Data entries

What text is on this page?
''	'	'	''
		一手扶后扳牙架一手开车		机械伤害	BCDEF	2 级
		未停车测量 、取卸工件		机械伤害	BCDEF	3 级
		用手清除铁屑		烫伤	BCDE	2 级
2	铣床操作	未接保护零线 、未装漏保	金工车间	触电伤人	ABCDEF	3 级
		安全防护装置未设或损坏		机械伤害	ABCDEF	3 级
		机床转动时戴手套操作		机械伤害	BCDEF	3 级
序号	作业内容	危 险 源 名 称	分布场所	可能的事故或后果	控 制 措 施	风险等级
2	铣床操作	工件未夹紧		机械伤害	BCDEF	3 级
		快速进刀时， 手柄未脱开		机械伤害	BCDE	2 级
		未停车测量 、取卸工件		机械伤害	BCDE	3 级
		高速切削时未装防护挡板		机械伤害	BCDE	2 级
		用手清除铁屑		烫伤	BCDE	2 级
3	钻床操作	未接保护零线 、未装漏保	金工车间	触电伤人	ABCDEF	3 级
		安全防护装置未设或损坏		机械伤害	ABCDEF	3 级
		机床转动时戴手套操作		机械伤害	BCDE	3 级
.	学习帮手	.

* _Instruction_
Write the complete data out, exactly as above.

* _The output_
What text is on this page?
''	'	'	''
		一手扶后扳牙架一手开车		机械伤害	BCDEF	2 级
		未停车测量 、取卸工件		机械伤害	BCDEF	3 级
		用手清除铁屑		烫伤	BCDE	2 级
2	铣床操作	未接保护零线 、未装漏保	金工车间	触电伤人	ABCDEF	3 级
		安全防护装置未设或损坏		机械伤害	ABCDEF	3 级
		机床转动时戴手套操作		机械伤害	BCDEF	3 级
序号	作业内容	危 险 源 名 称	分布场所	可能的事故或后果	控 制 措 施	风险等级
2	铣床操作	工件未夹紧		机械伤害	BCDEF	3 级
		快速进刀时， 手柄未脱开		机械伤害	BCDE	2 级
		未停车测量 、取卸工件		机械伤害	BCDE	3 级
		高速切削时未装防护挡板		机械伤害	BCDE	2 级
		用手清除铁屑		烫伤	BCDE	2 级
3	钻床操作	未接保护零线 、未装漏保	金工车间	触电伤人	ABCDEF	3 级
		安全防护装置未设或损坏		机械伤害	ABCDEF	3 级
		机床转动时戴手套操作		机械伤害	BCDE	3 级
.	学习帮手	.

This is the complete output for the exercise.